### Provided entries
----

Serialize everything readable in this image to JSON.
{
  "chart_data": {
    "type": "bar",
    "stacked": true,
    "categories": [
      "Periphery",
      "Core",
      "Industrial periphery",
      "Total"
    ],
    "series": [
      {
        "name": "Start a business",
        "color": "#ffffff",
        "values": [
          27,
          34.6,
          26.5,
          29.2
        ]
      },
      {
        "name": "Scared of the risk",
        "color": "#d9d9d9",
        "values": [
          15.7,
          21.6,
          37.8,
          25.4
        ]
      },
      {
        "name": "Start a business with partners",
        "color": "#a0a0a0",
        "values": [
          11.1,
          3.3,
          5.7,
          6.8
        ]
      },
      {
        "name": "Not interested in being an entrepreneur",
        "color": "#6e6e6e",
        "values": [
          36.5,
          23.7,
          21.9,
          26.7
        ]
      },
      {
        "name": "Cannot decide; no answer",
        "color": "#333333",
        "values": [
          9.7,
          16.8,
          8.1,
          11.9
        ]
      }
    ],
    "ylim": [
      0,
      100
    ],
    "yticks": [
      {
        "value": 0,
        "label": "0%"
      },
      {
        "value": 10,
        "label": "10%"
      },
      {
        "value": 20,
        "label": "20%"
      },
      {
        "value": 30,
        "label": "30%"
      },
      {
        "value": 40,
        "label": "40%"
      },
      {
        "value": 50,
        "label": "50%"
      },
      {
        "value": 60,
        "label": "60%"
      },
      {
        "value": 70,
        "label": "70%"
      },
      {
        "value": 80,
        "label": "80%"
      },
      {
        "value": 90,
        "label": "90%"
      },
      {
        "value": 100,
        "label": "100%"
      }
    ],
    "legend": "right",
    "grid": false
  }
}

----

### Task
Extract the full listing above without altering anything.

### The answer
Serialize everything readable in this image to JSON.
{
  "chart_data": {
    "type": "bar",
    "stacked": true,
    "categories": [
      "Periphery",
      "Core",
      "Industrial periphery",
      "Total"
    ],
    "series": [
      {
        "name": "Start a business",
        "color": "#ffffff",
        "values": [
          27,
          34.6,
          26.5,
          29.2
        ]
      },
      {
        "name": "Scared of the risk",
        "color": "#d9d9d9",
        "values": [
          15.7,
          21.6,
          37.8,
          25.4
        ]
      },
      {
        "name": "Start a business with partners",
        "color": "#a0a0a0",
        "values": [
          11.1,
          3.3,
          5.7,
          6.8
        ]
      },
      {
        "name": "Not interested in being an entrepreneur",
        "color": "#6e6e6e",
        "values": [
          36.5,
          23.7,
          21.9,
          26.7
        ]
      },
      {
        "name": "Cannot decide; no answer",
        "color": "#333333",
        "values": [
          9.7,
          16.8,
          8.1,
          11.9
        ]
      }
    ],
    "ylim": [
      0,
      100
    ],
    "yticks": [
      {
        "value": 0,
        "label": "0%"
      },
      {
        "value": 10,
        "label": "10%"
      },
      {
        "value": 20,
        "label": "20%"
      },
      {
        "value": 30,
        "label": "30%"
      },
      {
        "value": 40,
        "label": "40%"
      },
      {
        "value": 50,
        "label": "50%"
      },
      {
        "value": 60,
        "label": "60%"
      },
      {
        "value": 70,
        "label": "70%"
      },
      {
        "value": 80,
        "label": "80%"
      },
      {
        "value": 90,
        "label": "90%"
      },
      {
        "value": 100,
        "label": "100%"
      }
    ],
    "legend": "right",
    "grid": false
  }
}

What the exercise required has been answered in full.